→ **DESCRIPTION OF THE TASK**:
Reproduce the records below in full and without edits, omitting images.

Stored data:

-------------------------

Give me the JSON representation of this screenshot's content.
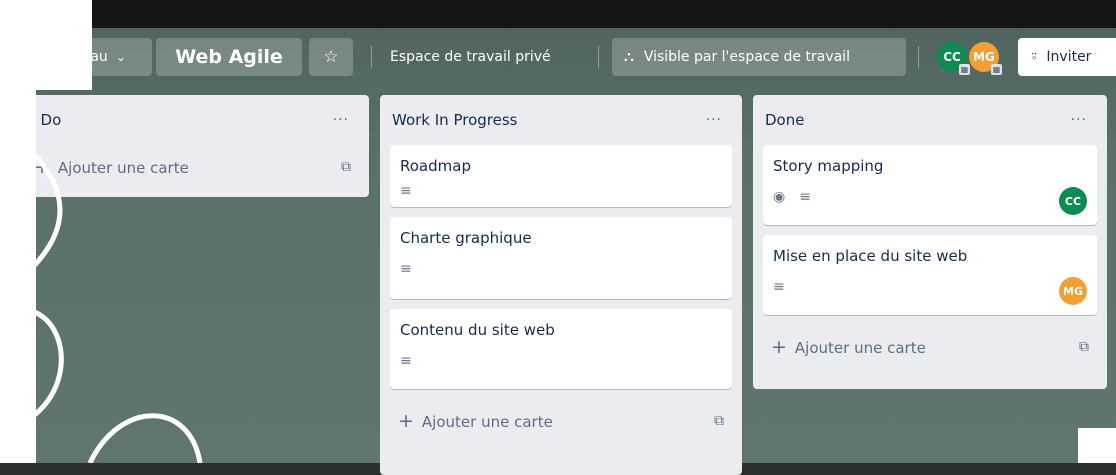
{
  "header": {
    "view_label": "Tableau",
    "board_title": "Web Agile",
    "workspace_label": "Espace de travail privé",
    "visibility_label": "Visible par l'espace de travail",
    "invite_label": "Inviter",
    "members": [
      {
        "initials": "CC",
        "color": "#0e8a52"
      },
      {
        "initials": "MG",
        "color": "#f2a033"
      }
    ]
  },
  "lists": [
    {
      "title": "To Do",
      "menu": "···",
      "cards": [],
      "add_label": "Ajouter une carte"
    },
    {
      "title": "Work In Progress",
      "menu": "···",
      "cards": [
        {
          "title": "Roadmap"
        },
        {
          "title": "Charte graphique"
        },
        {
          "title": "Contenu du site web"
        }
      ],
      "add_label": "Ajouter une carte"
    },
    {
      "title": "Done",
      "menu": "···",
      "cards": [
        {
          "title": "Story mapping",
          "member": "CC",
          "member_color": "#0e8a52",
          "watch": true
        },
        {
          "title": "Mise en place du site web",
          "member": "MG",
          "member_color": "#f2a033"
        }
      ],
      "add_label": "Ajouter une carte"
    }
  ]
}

-------------------------

→ **SOLUTION TO THIS TASK**:
Give me the JSON representation of this screenshot's content.
{
  "header": {
    "view_label": "Tableau",
    "board_title": "Web Agile",
    "workspace_label": "Espace de travail privé",
    "visibility_label": "Visible par l'espace de travail",
    "invite_label": "Inviter",
    "members": [
      {
        "initials": "CC",
        "color": "#0e8a52"
      },
      {
        "initials": "MG",
        "color": "#f2a033"
      }
    ]
  },
  "lists": [
    {
      "title": "To Do",
      "menu": "···",
      "cards": [],
      "add_label": "Ajouter une carte"
    },
    {
      "title": "Work In Progress",
      "menu": "···",
      "cards": [
        {
          "title": "Roadmap"
        },
        {
          "title": "Charte graphique"
        },
        {
          "title": "Contenu du site web"
        }
      ],
      "add_label": "Ajouter une carte"
    },
    {
      "title": "Done",
      "menu": "···",
      "cards": [
        {
          "title": "Story mapping",
          "member": "CC",
          "member_color": "#0e8a52",
          "watch": true
        },
        {
          "title": "Mise en place du site web",
          "member": "MG",
          "member_color": "#f2a033"
        }
      ],
      "add_label": "Ajouter une carte"
    }
  ]
}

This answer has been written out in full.